*WHAT YOU HAVE TO DO*. Count the lines in the material below that contain the string "source", treating case as significant. Give only the number.

*LISTED RECORDS*.
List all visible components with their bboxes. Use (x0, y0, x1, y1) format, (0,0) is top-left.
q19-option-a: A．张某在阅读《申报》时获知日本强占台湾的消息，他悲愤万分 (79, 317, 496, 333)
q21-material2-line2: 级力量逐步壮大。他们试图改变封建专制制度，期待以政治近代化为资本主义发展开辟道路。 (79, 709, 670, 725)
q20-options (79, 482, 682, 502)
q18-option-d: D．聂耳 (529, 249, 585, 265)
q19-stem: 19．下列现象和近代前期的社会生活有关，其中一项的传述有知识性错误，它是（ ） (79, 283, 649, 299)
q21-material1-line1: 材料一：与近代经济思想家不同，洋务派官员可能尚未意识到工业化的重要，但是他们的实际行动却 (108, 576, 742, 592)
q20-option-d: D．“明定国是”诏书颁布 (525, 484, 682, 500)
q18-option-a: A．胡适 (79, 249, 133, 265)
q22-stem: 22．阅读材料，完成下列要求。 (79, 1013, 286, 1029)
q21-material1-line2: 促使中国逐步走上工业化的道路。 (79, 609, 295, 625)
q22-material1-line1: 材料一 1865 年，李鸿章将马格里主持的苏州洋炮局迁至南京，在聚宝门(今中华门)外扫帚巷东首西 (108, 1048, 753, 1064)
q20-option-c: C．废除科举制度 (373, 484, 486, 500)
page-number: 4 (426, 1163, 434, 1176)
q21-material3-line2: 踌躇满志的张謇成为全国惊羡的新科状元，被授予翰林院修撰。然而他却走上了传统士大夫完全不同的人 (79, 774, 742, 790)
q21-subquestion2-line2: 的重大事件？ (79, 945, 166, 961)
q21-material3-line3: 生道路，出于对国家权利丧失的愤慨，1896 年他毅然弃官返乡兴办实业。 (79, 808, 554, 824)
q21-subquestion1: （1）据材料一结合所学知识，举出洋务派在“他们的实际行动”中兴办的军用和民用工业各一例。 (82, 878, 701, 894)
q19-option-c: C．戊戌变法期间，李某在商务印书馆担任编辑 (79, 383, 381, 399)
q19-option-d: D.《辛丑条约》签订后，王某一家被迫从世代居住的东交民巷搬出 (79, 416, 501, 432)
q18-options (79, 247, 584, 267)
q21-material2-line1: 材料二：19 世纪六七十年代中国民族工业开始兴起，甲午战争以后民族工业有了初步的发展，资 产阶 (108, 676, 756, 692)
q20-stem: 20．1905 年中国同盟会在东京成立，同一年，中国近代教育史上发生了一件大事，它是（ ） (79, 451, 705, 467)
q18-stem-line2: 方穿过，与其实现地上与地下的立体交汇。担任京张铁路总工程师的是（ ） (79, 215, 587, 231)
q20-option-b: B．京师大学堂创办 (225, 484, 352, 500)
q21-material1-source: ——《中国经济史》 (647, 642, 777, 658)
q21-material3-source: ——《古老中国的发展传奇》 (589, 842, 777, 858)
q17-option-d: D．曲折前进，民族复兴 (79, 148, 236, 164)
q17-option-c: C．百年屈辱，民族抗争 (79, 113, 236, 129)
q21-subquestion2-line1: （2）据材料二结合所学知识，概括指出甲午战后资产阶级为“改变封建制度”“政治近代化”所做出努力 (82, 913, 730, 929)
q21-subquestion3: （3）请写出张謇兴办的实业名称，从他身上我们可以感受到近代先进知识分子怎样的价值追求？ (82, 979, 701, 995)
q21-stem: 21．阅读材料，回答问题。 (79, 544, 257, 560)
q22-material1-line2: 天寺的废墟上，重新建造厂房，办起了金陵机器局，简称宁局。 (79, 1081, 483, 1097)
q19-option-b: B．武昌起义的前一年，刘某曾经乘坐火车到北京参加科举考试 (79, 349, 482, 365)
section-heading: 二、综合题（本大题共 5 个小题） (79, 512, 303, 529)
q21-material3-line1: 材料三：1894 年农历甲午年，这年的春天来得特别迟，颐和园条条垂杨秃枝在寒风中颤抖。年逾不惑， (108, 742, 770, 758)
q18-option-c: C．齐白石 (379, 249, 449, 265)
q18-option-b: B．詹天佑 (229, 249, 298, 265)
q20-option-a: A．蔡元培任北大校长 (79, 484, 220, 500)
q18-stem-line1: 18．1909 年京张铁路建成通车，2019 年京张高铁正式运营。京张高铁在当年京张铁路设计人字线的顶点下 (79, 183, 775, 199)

*REPLY TO THE EXERCISE*. 2